**Request:**
Identify all lines in the listing that include the word "marker", and copy them out.

**Figure contents as structured data:**

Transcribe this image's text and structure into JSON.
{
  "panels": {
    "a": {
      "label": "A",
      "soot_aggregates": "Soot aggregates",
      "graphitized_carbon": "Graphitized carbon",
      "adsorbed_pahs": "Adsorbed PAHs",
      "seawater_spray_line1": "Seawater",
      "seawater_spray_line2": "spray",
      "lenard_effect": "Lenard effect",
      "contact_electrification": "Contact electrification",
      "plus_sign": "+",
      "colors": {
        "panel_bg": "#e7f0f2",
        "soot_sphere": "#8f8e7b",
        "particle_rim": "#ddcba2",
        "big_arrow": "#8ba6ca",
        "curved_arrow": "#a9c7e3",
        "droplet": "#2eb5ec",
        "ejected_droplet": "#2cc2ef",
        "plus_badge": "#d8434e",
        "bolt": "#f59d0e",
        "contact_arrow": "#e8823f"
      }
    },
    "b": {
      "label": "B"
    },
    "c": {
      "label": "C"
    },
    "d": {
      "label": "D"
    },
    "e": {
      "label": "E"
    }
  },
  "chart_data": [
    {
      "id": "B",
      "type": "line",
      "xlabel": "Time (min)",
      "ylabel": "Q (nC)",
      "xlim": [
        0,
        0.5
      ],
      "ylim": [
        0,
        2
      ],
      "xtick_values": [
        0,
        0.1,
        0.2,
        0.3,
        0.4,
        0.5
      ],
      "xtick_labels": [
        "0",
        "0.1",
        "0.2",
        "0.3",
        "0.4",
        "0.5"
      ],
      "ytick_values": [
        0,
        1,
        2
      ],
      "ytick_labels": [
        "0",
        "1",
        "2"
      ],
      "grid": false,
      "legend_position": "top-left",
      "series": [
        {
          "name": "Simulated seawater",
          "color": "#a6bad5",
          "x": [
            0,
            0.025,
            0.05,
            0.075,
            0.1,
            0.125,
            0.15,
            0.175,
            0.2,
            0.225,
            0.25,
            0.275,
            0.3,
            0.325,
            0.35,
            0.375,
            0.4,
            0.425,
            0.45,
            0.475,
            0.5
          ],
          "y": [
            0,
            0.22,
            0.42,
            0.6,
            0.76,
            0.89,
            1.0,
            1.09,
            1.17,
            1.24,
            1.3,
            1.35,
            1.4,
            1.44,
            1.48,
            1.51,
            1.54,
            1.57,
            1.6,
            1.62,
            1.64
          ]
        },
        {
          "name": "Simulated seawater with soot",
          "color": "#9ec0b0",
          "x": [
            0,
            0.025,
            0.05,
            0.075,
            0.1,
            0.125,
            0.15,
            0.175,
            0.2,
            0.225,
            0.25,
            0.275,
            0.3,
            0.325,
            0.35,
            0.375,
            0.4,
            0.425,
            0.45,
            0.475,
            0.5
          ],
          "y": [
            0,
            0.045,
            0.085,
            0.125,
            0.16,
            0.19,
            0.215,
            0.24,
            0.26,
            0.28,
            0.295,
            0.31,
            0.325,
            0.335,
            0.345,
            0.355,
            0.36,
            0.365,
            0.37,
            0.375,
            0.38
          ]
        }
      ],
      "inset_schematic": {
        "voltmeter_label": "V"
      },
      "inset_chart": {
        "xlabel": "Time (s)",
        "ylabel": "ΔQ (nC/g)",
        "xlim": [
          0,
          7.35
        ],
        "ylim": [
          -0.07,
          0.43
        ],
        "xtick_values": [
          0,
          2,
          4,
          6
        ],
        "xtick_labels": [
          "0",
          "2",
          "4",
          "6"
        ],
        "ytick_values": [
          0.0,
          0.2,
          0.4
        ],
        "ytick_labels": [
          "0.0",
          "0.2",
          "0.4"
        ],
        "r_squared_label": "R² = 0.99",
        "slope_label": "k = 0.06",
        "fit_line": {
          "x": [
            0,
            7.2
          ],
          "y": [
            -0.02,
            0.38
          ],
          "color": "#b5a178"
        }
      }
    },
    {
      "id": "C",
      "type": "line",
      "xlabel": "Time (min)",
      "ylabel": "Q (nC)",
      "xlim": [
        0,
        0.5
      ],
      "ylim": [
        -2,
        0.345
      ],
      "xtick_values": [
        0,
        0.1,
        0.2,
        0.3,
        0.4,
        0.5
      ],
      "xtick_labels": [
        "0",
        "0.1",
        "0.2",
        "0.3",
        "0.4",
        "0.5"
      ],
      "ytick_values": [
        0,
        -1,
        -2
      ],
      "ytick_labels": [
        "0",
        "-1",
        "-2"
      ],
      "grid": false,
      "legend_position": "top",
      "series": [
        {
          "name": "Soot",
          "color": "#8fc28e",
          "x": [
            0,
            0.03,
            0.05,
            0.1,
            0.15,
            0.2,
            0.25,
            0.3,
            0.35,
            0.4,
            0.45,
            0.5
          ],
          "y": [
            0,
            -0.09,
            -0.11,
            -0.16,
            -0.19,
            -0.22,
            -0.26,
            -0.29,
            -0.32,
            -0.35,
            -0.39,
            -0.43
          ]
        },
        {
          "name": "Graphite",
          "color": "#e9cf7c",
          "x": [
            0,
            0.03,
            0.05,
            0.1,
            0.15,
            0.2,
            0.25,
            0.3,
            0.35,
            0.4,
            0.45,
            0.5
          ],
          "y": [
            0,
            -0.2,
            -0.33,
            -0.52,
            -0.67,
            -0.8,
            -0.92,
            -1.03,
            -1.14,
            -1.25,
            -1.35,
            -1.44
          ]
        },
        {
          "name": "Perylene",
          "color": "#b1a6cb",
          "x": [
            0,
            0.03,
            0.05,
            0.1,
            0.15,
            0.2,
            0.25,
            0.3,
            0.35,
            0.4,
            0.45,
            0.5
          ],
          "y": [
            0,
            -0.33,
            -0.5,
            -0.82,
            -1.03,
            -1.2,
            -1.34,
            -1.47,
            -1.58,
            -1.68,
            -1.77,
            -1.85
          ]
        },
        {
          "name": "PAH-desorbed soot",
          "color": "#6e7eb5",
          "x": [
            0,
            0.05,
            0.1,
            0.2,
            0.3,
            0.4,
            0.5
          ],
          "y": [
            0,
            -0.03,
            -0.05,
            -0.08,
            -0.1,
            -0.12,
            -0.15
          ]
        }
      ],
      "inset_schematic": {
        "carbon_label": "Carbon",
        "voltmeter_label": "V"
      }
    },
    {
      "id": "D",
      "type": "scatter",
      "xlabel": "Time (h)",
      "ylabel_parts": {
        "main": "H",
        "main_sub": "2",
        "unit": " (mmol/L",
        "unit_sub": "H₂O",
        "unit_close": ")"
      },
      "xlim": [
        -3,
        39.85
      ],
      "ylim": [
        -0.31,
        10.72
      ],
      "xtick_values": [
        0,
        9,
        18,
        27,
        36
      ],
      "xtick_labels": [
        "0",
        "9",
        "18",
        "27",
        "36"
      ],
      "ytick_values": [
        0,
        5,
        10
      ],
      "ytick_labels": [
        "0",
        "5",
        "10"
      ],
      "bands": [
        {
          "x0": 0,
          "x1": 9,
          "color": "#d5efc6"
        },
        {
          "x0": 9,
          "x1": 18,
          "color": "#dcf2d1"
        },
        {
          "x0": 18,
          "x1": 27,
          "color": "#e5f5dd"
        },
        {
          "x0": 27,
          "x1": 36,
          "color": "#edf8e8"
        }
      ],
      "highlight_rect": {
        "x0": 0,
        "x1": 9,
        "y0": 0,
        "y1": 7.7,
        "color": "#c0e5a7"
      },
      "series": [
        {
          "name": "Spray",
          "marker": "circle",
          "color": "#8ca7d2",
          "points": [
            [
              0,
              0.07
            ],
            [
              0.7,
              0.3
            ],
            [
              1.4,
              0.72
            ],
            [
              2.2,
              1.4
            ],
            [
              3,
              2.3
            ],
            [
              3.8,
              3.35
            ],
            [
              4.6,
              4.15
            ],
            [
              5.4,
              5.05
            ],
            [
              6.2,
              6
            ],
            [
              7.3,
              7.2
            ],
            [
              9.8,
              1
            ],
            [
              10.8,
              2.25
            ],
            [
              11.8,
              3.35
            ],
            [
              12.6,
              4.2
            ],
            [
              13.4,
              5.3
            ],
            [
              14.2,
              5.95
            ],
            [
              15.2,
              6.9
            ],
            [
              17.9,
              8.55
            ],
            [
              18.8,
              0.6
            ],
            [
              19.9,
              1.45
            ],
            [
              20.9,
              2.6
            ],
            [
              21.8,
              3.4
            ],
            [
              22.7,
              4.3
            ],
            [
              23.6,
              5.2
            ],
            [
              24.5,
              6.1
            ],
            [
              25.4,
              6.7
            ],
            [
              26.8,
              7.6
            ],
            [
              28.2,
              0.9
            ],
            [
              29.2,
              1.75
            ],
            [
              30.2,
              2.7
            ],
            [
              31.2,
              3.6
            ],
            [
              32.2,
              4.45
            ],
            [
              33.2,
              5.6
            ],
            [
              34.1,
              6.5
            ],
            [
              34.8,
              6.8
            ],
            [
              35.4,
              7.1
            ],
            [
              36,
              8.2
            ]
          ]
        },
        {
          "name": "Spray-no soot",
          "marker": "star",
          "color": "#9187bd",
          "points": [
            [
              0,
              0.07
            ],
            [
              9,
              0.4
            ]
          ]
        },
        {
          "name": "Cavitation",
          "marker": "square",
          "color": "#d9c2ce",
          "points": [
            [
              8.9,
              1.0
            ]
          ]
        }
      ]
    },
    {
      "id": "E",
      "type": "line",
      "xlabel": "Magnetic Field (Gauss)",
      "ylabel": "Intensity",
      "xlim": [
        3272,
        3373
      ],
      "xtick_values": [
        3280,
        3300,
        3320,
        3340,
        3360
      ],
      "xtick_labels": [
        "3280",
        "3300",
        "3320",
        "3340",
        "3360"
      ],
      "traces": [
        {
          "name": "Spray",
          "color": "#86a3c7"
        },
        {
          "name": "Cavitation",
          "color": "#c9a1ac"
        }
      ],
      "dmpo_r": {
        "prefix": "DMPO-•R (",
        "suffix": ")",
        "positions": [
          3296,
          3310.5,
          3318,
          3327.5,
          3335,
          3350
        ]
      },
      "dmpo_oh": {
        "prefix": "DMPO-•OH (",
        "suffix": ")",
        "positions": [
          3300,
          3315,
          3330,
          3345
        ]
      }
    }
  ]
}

**Result of this exercise:**
          "marker": "circle",
          "marker": "star",
          "marker": "square",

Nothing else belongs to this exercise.